-- start Entries supplied --
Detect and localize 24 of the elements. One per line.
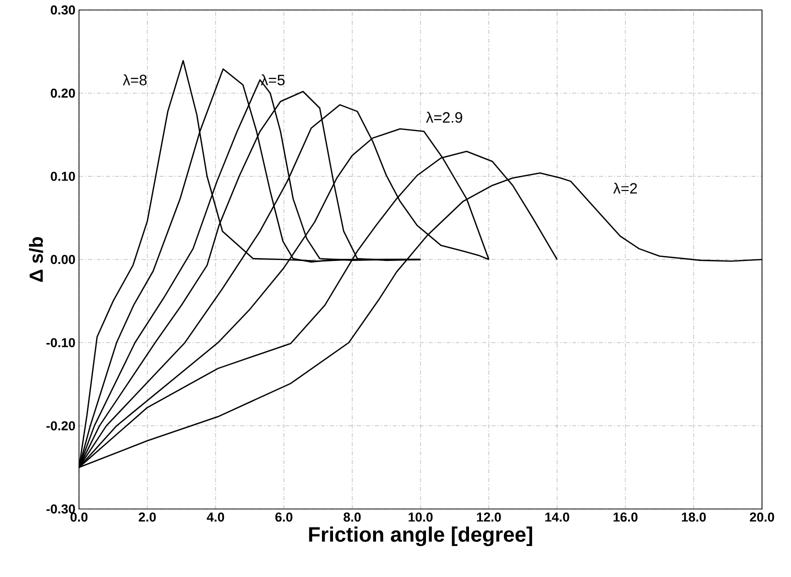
- y-tick-label: -0.30: [46, 504, 75, 514]
- y-tick-label: 0.20: [50, 88, 75, 98]
- x-tick-label: 2.0: [138, 512, 156, 522]
- x-tick-label: 18.0: [682, 512, 706, 522]
- x-tick-label: 14.0: [545, 512, 570, 522]
- y-tick-label: -0.10: [46, 338, 75, 348]
- x-tick-label: 6.0: [275, 512, 292, 522]
- x-tick-label: 0.0: [70, 512, 88, 522]
- annotation: λ=8: [122, 74, 147, 86]
- x-tick-label: 12.0: [477, 512, 501, 522]
- y-tick-label: 0.10: [50, 172, 75, 181]
- x-tick-label: 4.0: [206, 512, 224, 522]
- x-tick-label: 16.0: [614, 512, 638, 522]
- annotation: λ=5: [260, 74, 285, 86]
- y-tick-label: 0.30: [50, 5, 75, 15]
- y-tick-label: -0.20: [46, 421, 75, 430]
- annotation: λ=2: [613, 182, 637, 194]
- annotation: λ=2.9: [426, 112, 462, 123]
- y-axis-title: Δ s/b: [29, 237, 44, 282]
- x-tick-label: 10.0: [408, 512, 433, 522]
- x-axis-title: Friction angle [degree]: [309, 526, 532, 546]
- y-tick-label: 0.00: [50, 254, 75, 264]
- x-tick-label: 8.0: [344, 512, 361, 522]
- x-tick-label: 20.0: [750, 512, 774, 522]
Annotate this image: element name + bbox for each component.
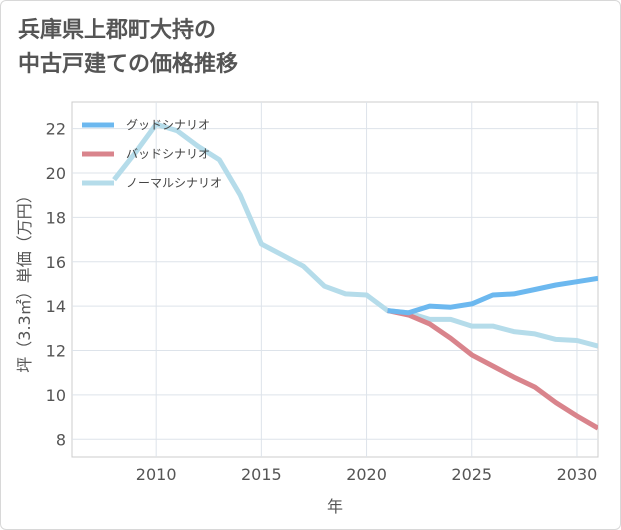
x-tick-labels: 2010 2015 2020 2025 2030 xyxy=(136,465,598,484)
legend-item-bad: バッドシナリオ xyxy=(82,147,210,161)
x-tick-label: 2015 xyxy=(241,465,282,484)
legend-item-good: グッドシナリオ xyxy=(82,118,210,132)
y-tick-label: 8 xyxy=(56,430,66,449)
y-tick-labels: 8 10 12 14 16 18 20 22 xyxy=(46,120,66,450)
y-tick-label: 20 xyxy=(46,164,66,183)
series-line-bad xyxy=(387,308,598,431)
chart-title-line1: 兵庫県上郡町大持の xyxy=(18,18,217,43)
series-line-normal xyxy=(112,121,598,349)
plot-area xyxy=(71,101,599,458)
series-lines xyxy=(112,121,598,431)
chart-title: 兵庫県上郡町大持の 中古戸建ての価格推移 xyxy=(18,14,238,82)
grid-lines xyxy=(72,102,598,457)
series-line-good xyxy=(387,275,598,316)
y-tick-label: 18 xyxy=(46,208,66,227)
y-tick-label: 10 xyxy=(46,386,66,405)
y-tick-label: 22 xyxy=(46,120,66,139)
x-tick-label: 2020 xyxy=(346,465,387,484)
x-tick-label: 2025 xyxy=(451,465,492,484)
legend-item-normal: ノーマルシナリオ xyxy=(82,176,222,190)
x-tick-label: 2010 xyxy=(136,465,177,484)
y-axis-title: 坪（3.3㎡）単価（万円） xyxy=(15,187,34,372)
y-tick-label: 12 xyxy=(46,342,66,361)
legend-label: バッドシナリオ xyxy=(126,147,210,161)
x-tick-label: 2030 xyxy=(557,465,598,484)
legend-label: グッドシナリオ xyxy=(126,118,210,132)
chart-title-line2: 中古戸建ての価格推移 xyxy=(18,52,239,77)
y-tick-label: 16 xyxy=(46,253,66,272)
x-axis-title: 年 xyxy=(327,497,343,516)
y-tick-label: 14 xyxy=(46,297,66,316)
legend-label: ノーマルシナリオ xyxy=(126,176,222,190)
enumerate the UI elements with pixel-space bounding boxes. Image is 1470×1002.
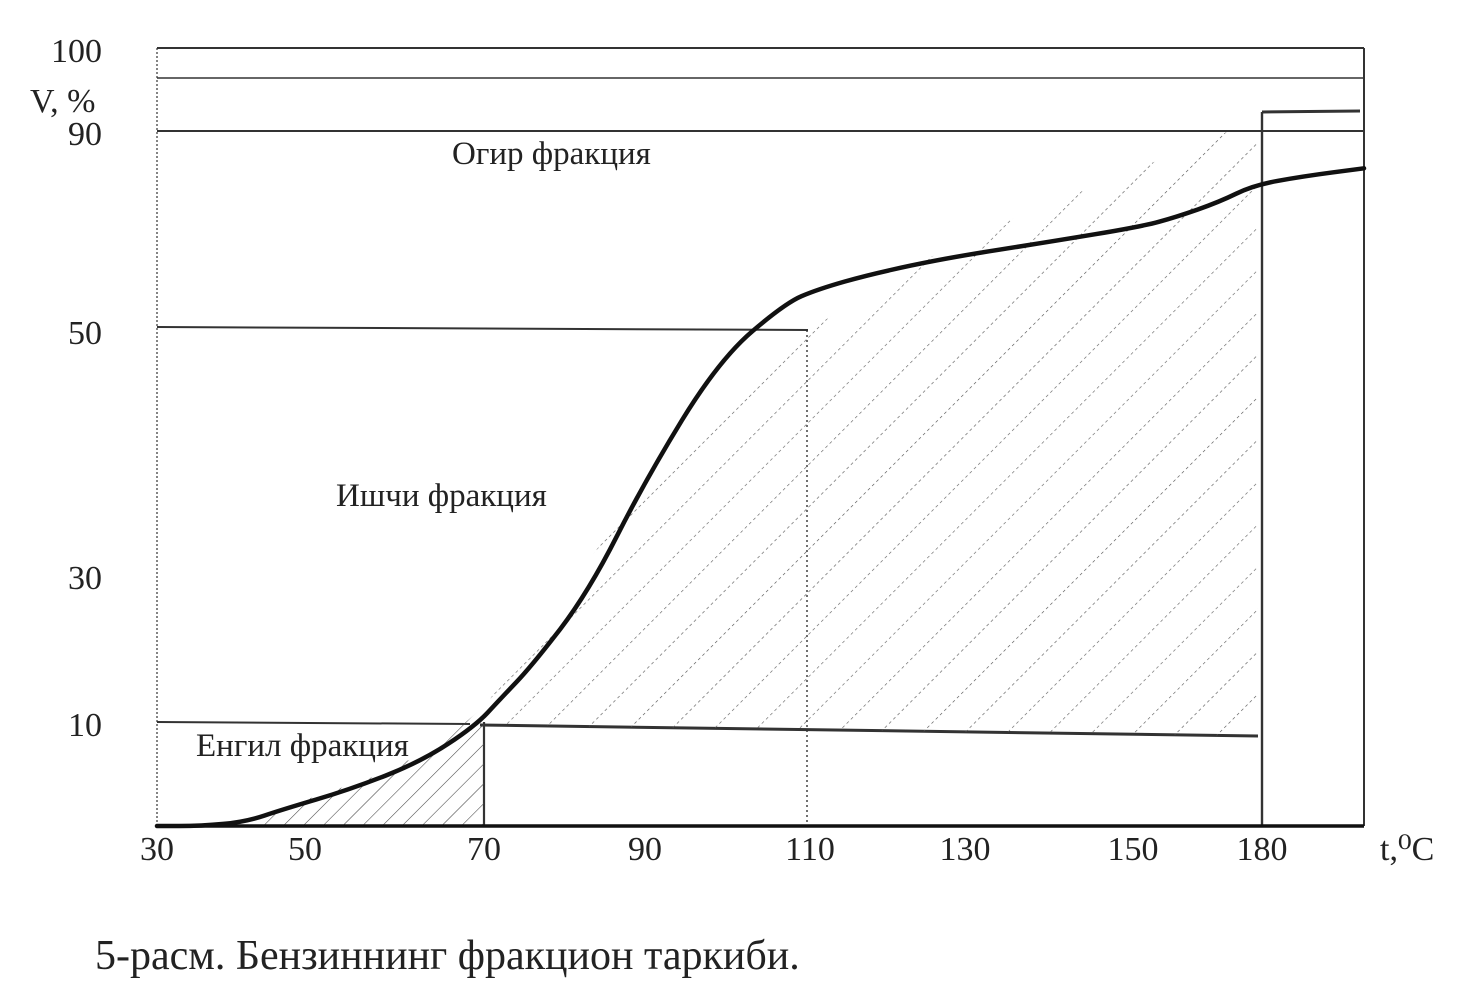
y-tick-labels: 10 30 50 90 100 [51, 33, 102, 744]
y-tick-label: 100 [51, 33, 102, 70]
frame-lines [156, 47, 1365, 826]
end-point-line [1261, 109, 1361, 114]
figure-caption: 5-расм. Бензиннинг фракцион таркиби. [95, 933, 800, 979]
middle-fraction-hatch [486, 118, 1258, 736]
x-tick-label: 180 [1237, 831, 1288, 868]
x-tick-label: 50 [288, 831, 322, 868]
light-fraction-label: Енгил фракция [196, 728, 409, 764]
x-tick-labels: 30 50 70 90 110 130 150 180 [140, 831, 1288, 868]
x-tick-label: 150 [1108, 831, 1159, 868]
light-fraction-hatch [243, 710, 484, 826]
middle-fraction-label: Ишчи фракция [336, 478, 547, 514]
x-tick-label: 30 [140, 831, 174, 868]
x-tick-label: 70 [467, 831, 501, 868]
x-tick-label: 130 [940, 831, 991, 868]
x-tick-label: 110 [785, 831, 835, 868]
light-fraction-left-line [156, 721, 471, 725]
y-tick-label: 10 [68, 707, 102, 744]
y-tick-label: 30 [68, 560, 102, 597]
y-axis-title: V, % [30, 83, 96, 120]
y-tick-label: 90 [68, 116, 102, 153]
x-tick-label: 90 [628, 831, 662, 868]
light-fraction-line [479, 723, 1259, 738]
distillation-curve [154, 166, 1367, 829]
x-axis-title: t,⁰C [1380, 831, 1434, 868]
middle-fraction-line [156, 326, 809, 331]
y-tick-label: 50 [68, 315, 102, 352]
heavy-fraction-label: Огир фракция [452, 136, 651, 172]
-- end Entries supplied --
■ Your objective
Reproduce every line of the material above word for word, leaving out the pictures.

■ Output of the task
Detect and localize 24 of the elements. One per line.
- y-tick-label: -0.30: [46, 504, 75, 514]
- y-tick-label: 0.20: [50, 88, 75, 98]
- x-tick-label: 2.0: [138, 512, 156, 522]
- x-tick-label: 18.0: [682, 512, 706, 522]
- x-tick-label: 14.0: [545, 512, 570, 522]
- y-tick-label: -0.10: [46, 338, 75, 348]
- x-tick-label: 6.0: [275, 512, 292, 522]
- x-tick-label: 0.0: [70, 512, 88, 522]
- annotation: λ=8: [122, 74, 147, 86]
- x-tick-label: 12.0: [477, 512, 501, 522]
- y-tick-label: 0.10: [50, 172, 75, 181]
- x-tick-label: 4.0: [206, 512, 224, 522]
- x-tick-label: 16.0: [614, 512, 638, 522]
- annotation: λ=5: [260, 74, 285, 86]
- y-tick-label: 0.30: [50, 5, 75, 15]
- y-tick-label: -0.20: [46, 421, 75, 430]
- annotation: λ=2: [613, 182, 637, 194]
- annotation: λ=2.9: [426, 112, 462, 123]
- y-axis-title: Δ s/b: [29, 237, 44, 282]
- x-tick-label: 10.0: [408, 512, 433, 522]
- x-axis-title: Friction angle [degree]: [309, 526, 532, 546]
- y-tick-label: 0.00: [50, 254, 75, 264]
- x-tick-label: 8.0: [344, 512, 361, 522]
- x-tick-label: 20.0: [750, 512, 774, 522]
Annotate this image: element name + bbox for each component.
x-tick-labels: 2010 2015 2020 2025 2030 xyxy=(136,465,598,484)
legend-item-bad: バッドシナリオ xyxy=(82,147,210,161)
x-tick-label: 2015 xyxy=(241,465,282,484)
legend-item-good: グッドシナリオ xyxy=(82,118,210,132)
y-tick-label: 8 xyxy=(56,430,66,449)
y-tick-labels: 8 10 12 14 16 18 20 22 xyxy=(46,120,66,450)
y-tick-label: 20 xyxy=(46,164,66,183)
series-line-bad xyxy=(387,308,598,431)
chart-title-line1: 兵庫県上郡町大持の xyxy=(18,18,217,43)
series-line-normal xyxy=(112,121,598,349)
plot-area xyxy=(71,101,599,458)
series-lines xyxy=(112,121,598,431)
chart-title: 兵庫県上郡町大持の 中古戸建ての価格推移 xyxy=(18,14,238,82)
grid-lines xyxy=(72,102,598,457)
series-line-good xyxy=(387,275,598,316)
y-tick-label: 18 xyxy=(46,208,66,227)
y-tick-label: 10 xyxy=(46,386,66,405)
y-tick-label: 22 xyxy=(46,120,66,139)
x-tick-label: 2020 xyxy=(346,465,387,484)
x-tick-label: 2025 xyxy=(451,465,492,484)
legend-item-normal: ノーマルシナリオ xyxy=(82,176,222,190)
x-tick-label: 2010 xyxy=(136,465,177,484)
y-axis-title: 坪（3.3㎡）単価（万円） xyxy=(15,187,34,372)
y-tick-label: 12 xyxy=(46,342,66,361)
legend-label: バッドシナリオ xyxy=(126,147,210,161)
x-tick-label: 2030 xyxy=(557,465,598,484)
legend-label: グッドシナリオ xyxy=(126,118,210,132)
chart-title-line2: 中古戸建ての価格推移 xyxy=(18,52,239,77)
y-tick-label: 16 xyxy=(46,253,66,272)
x-axis-title: 年 xyxy=(327,497,343,516)
y-tick-label: 14 xyxy=(46,297,66,316)
legend-label: ノーマルシナリオ xyxy=(126,176,222,190)
enumerate the UI elements with pixel-space bounding boxes. Image is 1470×1002.
y-tick-labels: 10 30 50 90 100 [51, 33, 102, 744]
y-tick-label: 100 [51, 33, 102, 70]
frame-lines [156, 47, 1365, 826]
end-point-line [1261, 109, 1361, 114]
figure-caption: 5-расм. Бензиннинг фракцион таркиби. [95, 933, 800, 979]
middle-fraction-hatch [486, 118, 1258, 736]
x-tick-label: 180 [1237, 831, 1288, 868]
x-tick-label: 50 [288, 831, 322, 868]
light-fraction-label: Енгил фракция [196, 728, 409, 764]
x-tick-labels: 30 50 70 90 110 130 150 180 [140, 831, 1288, 868]
x-tick-label: 150 [1108, 831, 1159, 868]
light-fraction-hatch [243, 710, 484, 826]
middle-fraction-label: Ишчи фракция [336, 478, 547, 514]
x-tick-label: 30 [140, 831, 174, 868]
x-tick-label: 70 [467, 831, 501, 868]
x-tick-label: 130 [940, 831, 991, 868]
x-tick-label: 110 [785, 831, 835, 868]
light-fraction-left-line [156, 721, 471, 725]
y-tick-label: 10 [68, 707, 102, 744]
y-tick-label: 30 [68, 560, 102, 597]
y-axis-title: V, % [30, 83, 96, 120]
y-tick-label: 90 [68, 116, 102, 153]
x-tick-label: 90 [628, 831, 662, 868]
light-fraction-line [479, 723, 1259, 738]
distillation-curve [154, 166, 1367, 829]
x-axis-title: t,⁰C [1380, 831, 1434, 868]
middle-fraction-line [156, 326, 809, 331]
y-tick-label: 50 [68, 315, 102, 352]
heavy-fraction-label: Огир фракция [452, 136, 651, 172]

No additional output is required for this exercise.